**Records for processing**:
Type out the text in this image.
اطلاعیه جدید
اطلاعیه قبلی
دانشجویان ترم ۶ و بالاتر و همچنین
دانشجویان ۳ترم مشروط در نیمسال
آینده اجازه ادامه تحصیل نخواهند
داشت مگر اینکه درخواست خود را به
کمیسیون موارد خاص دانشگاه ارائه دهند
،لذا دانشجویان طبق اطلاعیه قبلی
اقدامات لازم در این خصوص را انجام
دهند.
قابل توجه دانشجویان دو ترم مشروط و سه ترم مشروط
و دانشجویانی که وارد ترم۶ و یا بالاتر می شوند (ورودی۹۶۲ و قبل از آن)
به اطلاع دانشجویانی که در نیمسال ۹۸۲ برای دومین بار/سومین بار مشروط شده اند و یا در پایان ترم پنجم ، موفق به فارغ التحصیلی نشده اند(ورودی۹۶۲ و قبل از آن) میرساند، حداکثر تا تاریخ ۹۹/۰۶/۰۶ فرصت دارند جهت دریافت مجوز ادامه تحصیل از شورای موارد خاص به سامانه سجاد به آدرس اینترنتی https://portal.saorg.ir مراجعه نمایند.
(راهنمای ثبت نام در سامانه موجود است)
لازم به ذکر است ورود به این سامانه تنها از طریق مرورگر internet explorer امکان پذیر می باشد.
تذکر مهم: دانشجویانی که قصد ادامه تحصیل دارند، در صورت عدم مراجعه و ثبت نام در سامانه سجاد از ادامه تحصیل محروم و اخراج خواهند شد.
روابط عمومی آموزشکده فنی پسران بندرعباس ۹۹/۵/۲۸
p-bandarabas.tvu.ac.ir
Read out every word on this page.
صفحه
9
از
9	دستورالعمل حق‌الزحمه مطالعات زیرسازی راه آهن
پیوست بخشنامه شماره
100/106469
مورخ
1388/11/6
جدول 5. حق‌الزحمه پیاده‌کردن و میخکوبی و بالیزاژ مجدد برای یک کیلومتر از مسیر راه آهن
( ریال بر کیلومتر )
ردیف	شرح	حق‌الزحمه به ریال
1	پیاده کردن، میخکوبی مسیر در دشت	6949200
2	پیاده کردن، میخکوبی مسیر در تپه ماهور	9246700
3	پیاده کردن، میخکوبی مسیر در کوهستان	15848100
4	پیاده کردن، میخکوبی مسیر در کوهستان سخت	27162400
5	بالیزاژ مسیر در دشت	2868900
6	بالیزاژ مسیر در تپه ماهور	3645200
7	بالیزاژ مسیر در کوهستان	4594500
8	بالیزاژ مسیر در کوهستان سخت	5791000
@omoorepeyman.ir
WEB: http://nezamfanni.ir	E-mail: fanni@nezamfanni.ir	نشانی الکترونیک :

**Short task**: Identify which lines contain the word "ریال" and copy each one.

**Full output**:
( ریال بر کیلومتر )
ردیف	شرح	حق‌الزحمه به ریال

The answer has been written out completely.